#### JOB:
Find each line with the string "this" and copy it.

# # # # # # #

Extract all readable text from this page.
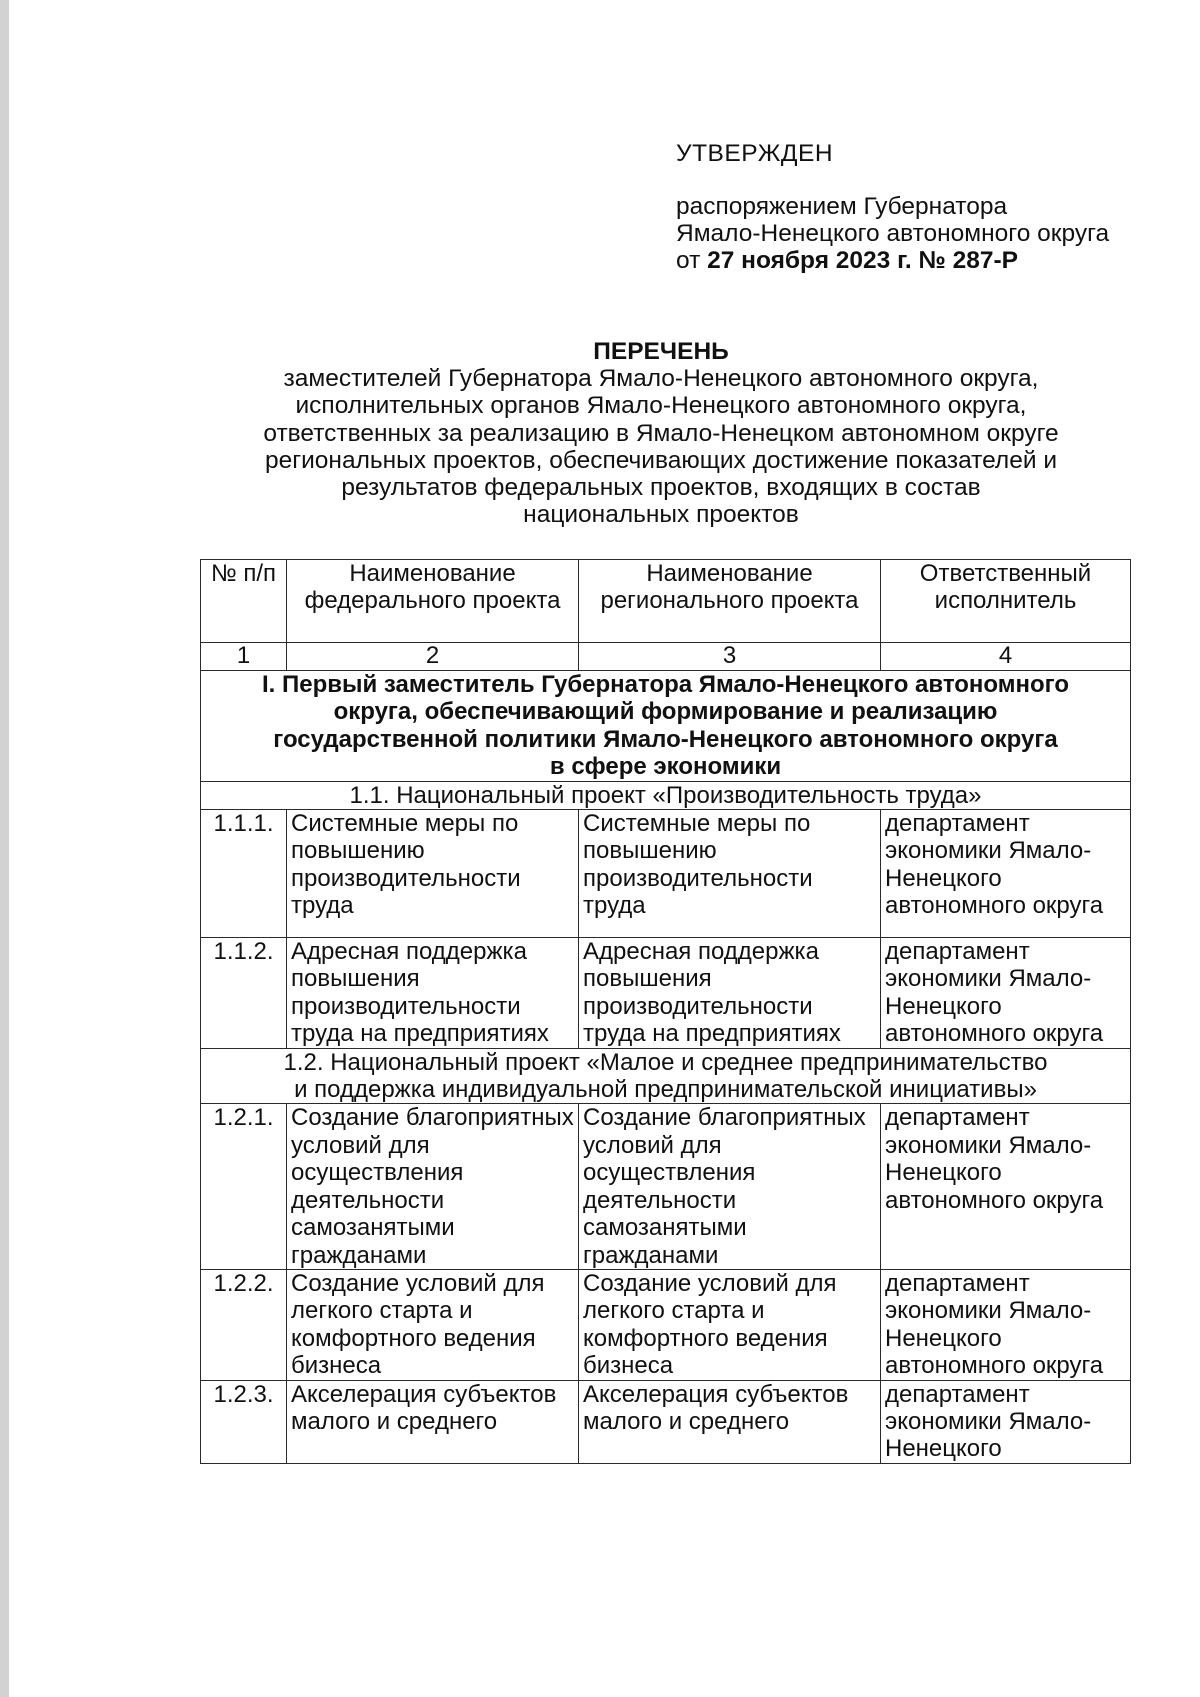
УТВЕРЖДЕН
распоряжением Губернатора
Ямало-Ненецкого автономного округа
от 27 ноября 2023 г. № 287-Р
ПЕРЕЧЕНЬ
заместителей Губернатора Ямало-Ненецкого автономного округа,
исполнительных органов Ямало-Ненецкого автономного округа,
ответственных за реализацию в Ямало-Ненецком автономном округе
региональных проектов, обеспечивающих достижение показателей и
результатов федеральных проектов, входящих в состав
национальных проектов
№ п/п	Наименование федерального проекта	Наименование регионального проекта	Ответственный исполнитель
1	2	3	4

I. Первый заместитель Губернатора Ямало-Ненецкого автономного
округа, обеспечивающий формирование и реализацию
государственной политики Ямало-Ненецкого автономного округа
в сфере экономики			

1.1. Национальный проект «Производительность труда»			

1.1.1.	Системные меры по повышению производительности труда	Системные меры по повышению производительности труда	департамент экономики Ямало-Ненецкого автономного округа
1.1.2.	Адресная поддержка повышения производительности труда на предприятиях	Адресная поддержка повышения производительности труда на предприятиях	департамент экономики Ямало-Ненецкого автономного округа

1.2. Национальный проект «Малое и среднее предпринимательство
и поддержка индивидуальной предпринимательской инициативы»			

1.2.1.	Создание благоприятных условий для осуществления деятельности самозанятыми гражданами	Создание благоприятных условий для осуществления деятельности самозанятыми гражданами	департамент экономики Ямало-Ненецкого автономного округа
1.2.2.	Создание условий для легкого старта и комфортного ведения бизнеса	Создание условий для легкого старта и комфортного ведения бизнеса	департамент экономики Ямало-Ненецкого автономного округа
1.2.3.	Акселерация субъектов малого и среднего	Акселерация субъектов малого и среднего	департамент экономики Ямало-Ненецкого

# # # # # # #

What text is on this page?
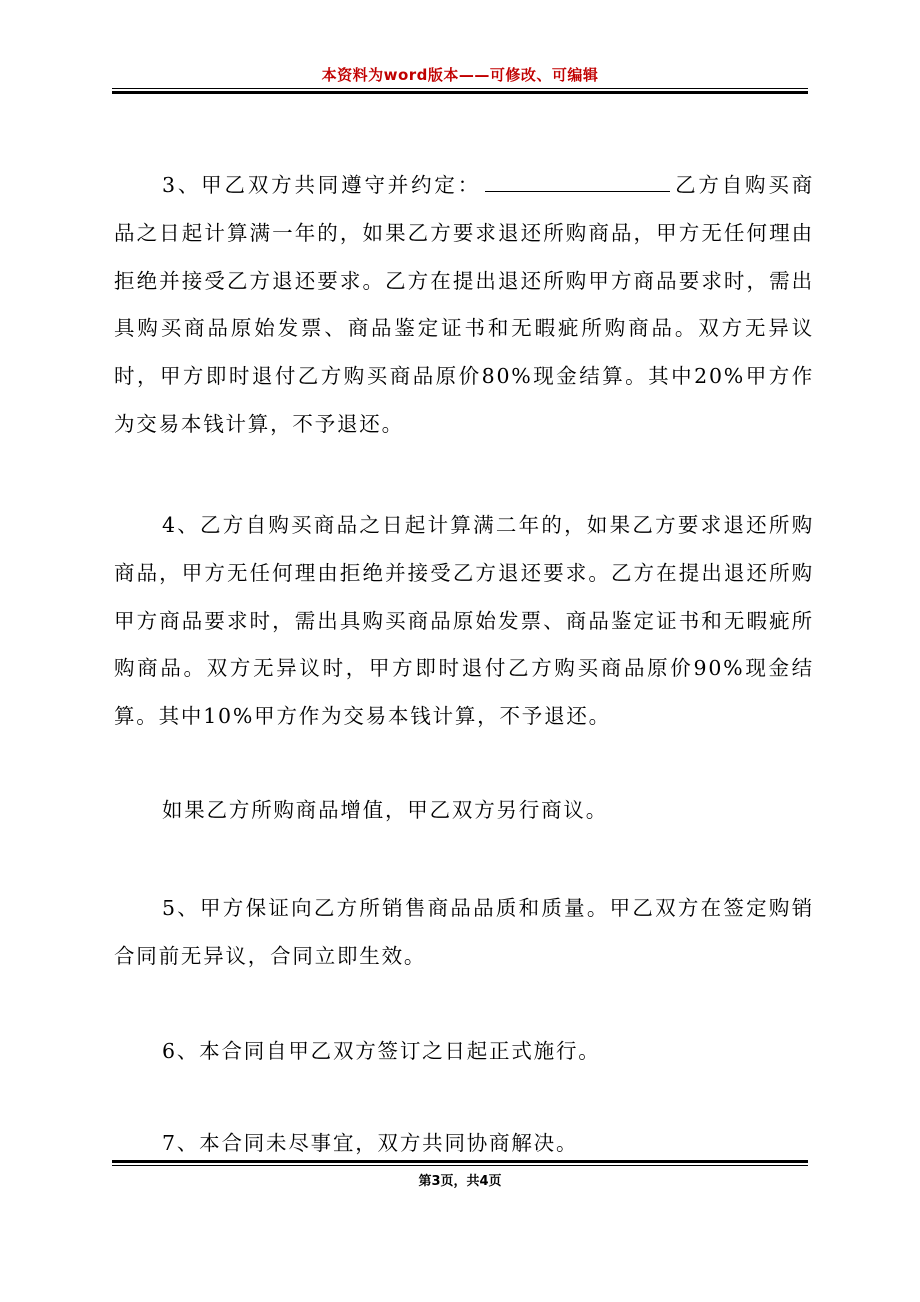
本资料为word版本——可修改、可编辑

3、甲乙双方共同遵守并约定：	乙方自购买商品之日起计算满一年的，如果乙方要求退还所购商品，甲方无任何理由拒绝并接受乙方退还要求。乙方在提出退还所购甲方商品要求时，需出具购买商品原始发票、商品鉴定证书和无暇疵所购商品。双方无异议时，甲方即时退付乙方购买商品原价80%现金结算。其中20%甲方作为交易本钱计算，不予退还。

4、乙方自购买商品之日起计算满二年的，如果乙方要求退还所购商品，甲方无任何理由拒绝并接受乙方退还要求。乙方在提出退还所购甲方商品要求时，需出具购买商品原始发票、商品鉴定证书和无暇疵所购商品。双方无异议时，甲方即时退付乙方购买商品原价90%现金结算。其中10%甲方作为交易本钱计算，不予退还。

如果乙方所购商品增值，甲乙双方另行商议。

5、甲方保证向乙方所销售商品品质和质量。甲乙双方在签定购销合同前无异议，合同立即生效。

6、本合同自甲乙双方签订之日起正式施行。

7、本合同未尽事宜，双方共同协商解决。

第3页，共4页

# # # # # # #

#### TASK RESPONSE:
Extract all readable text from this page.
What text is on this page?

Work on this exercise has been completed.